A few entries:
******************************

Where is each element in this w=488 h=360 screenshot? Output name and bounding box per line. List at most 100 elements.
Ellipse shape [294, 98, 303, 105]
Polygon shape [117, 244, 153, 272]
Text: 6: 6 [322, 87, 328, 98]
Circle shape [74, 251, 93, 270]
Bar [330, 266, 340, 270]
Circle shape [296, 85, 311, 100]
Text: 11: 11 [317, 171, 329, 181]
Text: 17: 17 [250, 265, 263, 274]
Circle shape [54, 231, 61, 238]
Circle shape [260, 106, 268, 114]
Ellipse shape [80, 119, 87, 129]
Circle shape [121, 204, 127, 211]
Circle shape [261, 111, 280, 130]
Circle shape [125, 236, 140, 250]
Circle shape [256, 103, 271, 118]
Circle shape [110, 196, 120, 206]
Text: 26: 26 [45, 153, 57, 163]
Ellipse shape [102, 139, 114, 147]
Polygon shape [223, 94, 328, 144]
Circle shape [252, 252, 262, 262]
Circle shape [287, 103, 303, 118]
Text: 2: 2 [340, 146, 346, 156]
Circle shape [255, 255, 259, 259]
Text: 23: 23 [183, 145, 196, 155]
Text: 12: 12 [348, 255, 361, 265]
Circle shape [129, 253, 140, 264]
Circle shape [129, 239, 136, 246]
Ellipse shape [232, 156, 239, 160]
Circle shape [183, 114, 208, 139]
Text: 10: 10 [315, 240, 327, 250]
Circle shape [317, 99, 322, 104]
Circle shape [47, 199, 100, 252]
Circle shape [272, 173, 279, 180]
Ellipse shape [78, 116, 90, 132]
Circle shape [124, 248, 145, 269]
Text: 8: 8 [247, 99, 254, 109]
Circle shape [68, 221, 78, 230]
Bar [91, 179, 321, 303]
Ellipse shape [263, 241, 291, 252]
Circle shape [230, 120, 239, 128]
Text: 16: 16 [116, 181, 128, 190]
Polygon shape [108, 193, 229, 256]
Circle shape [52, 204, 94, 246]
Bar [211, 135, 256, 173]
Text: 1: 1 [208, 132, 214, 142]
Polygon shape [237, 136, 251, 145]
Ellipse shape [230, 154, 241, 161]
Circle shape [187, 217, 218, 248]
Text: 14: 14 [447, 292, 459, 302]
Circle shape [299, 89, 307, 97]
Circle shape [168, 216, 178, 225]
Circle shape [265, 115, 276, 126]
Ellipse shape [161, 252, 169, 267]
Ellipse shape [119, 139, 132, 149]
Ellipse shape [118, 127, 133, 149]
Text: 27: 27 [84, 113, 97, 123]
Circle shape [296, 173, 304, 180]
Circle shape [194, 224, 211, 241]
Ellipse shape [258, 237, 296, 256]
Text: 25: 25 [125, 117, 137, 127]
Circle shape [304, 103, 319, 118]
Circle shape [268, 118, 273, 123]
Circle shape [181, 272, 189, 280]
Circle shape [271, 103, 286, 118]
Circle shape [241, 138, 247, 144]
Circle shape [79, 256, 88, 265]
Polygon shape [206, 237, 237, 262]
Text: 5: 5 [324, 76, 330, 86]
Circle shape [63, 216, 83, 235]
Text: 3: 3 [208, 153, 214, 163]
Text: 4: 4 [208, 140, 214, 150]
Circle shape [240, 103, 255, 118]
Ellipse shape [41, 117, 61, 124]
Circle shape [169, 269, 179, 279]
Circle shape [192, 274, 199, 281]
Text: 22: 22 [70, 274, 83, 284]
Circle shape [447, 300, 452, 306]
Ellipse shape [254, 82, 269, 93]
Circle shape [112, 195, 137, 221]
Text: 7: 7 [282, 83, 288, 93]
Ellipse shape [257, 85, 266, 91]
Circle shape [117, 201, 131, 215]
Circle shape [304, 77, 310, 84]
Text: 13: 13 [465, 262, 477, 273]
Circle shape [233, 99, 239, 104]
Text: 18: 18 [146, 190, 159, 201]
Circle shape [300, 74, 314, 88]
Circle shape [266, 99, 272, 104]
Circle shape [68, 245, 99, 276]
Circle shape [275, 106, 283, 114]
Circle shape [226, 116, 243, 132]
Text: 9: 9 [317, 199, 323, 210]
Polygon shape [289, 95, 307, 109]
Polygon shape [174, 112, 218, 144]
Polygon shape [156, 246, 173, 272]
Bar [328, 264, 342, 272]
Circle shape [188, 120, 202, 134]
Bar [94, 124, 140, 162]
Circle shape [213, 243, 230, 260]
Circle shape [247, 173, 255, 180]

******************************

Reproduce the entries above word for word, from the very beginning down to and including the line that contains "Ellipse shape [80, 119, 87, 129]".

Exercise response>
Where is each element in this w=488 h=360 screenshot? Output name and bounding box per line. List at most 100 elements.
Ellipse shape [294, 98, 303, 105]
Polygon shape [117, 244, 153, 272]
Text: 6: 6 [322, 87, 328, 98]
Circle shape [74, 251, 93, 270]
Bar [330, 266, 340, 270]
Circle shape [296, 85, 311, 100]
Text: 11: 11 [317, 171, 329, 181]
Text: 17: 17 [250, 265, 263, 274]
Circle shape [54, 231, 61, 238]
Circle shape [260, 106, 268, 114]
Ellipse shape [80, 119, 87, 129]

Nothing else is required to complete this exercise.